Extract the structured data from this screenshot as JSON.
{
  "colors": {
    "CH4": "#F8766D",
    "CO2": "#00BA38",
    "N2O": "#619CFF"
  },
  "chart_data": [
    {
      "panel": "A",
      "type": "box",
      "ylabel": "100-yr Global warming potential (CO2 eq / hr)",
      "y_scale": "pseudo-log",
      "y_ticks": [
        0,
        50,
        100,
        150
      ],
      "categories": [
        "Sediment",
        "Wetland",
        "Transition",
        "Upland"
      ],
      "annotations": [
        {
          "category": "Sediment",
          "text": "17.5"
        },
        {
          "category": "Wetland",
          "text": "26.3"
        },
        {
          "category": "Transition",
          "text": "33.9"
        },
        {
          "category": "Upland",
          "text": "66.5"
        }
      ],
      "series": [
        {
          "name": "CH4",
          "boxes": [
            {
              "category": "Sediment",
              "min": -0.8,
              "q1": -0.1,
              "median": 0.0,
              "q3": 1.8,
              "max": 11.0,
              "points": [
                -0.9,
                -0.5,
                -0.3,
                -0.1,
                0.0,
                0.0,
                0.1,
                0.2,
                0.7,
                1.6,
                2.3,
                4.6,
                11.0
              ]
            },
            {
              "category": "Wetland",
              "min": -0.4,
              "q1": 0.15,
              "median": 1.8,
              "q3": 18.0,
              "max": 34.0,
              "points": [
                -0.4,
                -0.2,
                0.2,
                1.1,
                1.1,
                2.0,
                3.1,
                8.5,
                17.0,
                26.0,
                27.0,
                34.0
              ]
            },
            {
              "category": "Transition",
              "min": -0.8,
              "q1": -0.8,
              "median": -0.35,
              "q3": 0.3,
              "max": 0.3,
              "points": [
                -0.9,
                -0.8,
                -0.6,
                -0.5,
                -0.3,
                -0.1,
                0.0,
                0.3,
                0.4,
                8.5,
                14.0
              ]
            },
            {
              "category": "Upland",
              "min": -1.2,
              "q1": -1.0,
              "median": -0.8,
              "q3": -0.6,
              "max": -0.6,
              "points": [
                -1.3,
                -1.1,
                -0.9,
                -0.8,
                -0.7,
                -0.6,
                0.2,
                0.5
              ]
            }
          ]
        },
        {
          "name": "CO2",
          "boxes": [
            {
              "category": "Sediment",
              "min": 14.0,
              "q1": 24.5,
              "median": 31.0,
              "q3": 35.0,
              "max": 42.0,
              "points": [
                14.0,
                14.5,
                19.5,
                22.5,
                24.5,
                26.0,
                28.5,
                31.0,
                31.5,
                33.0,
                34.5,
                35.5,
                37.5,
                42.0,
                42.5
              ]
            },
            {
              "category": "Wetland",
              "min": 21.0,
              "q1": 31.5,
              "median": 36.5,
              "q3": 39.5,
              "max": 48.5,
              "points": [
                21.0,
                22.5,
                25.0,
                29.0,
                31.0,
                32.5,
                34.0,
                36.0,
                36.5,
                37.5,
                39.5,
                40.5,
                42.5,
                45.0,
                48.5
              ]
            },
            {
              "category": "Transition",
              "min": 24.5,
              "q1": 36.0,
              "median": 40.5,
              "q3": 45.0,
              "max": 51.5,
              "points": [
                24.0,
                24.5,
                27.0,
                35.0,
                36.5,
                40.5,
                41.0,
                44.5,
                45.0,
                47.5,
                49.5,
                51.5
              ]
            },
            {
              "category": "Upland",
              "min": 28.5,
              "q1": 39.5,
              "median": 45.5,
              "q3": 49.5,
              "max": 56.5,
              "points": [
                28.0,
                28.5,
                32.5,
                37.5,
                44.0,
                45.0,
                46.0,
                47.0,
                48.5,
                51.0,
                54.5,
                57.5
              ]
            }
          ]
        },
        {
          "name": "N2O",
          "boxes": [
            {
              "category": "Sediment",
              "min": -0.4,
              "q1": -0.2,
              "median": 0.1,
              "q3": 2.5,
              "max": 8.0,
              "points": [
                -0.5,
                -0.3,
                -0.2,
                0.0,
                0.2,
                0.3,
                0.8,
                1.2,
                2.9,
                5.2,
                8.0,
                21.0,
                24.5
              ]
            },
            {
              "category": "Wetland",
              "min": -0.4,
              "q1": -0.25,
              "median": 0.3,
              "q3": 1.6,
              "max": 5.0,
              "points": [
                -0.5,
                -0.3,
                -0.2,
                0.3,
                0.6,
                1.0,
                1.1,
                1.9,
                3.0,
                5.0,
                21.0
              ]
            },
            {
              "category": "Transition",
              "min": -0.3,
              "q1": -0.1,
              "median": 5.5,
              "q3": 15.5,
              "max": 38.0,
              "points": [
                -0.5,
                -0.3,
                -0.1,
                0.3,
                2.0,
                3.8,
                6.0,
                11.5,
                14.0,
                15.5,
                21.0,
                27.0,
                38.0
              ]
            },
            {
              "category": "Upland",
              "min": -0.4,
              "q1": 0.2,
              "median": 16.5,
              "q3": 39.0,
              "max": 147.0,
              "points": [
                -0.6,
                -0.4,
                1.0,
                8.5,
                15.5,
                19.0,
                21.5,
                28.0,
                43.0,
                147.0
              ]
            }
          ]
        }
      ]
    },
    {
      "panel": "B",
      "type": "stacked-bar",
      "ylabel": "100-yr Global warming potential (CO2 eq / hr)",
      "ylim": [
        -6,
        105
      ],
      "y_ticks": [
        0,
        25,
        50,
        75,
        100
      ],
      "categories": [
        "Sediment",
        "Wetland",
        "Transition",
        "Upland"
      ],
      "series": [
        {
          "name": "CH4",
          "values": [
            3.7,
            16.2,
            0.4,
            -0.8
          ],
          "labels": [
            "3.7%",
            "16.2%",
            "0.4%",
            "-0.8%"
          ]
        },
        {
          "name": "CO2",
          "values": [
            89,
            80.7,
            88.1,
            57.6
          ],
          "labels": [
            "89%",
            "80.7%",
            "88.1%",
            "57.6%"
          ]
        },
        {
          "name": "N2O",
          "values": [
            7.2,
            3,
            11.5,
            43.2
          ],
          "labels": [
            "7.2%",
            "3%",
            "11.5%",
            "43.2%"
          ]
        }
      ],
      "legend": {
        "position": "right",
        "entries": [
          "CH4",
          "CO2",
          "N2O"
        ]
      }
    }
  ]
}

☆ ☆ ☆

_Exercise brief_
Report all lines of the data that include the word "median".

_The completed task_
              "median": 0.0,
              "median": 1.8,
              "median": -0.35,
              "median": -0.8,
              "median": 31.0,
              "median": 36.5,
              "median": 40.5,
              "median": 45.5,
              "median": 0.1,
              "median": 0.3,
              "median": 5.5,
              "median": 16.5,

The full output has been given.